■ MATERIAL FOR THIS EXERCISE:
----

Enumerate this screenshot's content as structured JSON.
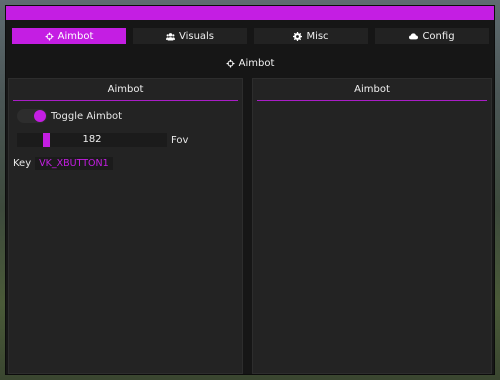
{
  "colors": {
    "accent": "#c41ee3",
    "window_bg": "#161616",
    "panel_bg": "#232323"
  },
  "tabs": [
    {
      "label": "Aimbot",
      "icon": "crosshair-icon",
      "active": true
    },
    {
      "label": "Visuals",
      "icon": "users-icon",
      "active": false
    },
    {
      "label": "Misc",
      "icon": "gear-icon",
      "active": false
    },
    {
      "label": "Config",
      "icon": "cloud-icon",
      "active": false
    }
  ],
  "section_title": {
    "label": "Aimbot",
    "icon": "crosshair-icon"
  },
  "left_panel": {
    "title": "Aimbot",
    "toggle": {
      "label": "Toggle Aimbot",
      "on": true
    },
    "fov_slider": {
      "value": "182",
      "label": "Fov",
      "fraction": 0.2
    },
    "keybind": {
      "label": "Key",
      "value": "VK_XBUTTON1"
    }
  },
  "right_panel": {
    "title": "Aimbot"
  }
}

----

■ GIVEN PROBLEM:
Filter out every line that lacks the word "label", and copy the rest.

■ TASK OUTPUT:
      "label": "Aimbot",
      "label": "Visuals",
      "label": "Misc",
      "label": "Config",
    "label": "Aimbot",
      "label": "Toggle Aimbot",
      "label": "Fov",
      "label": "Key",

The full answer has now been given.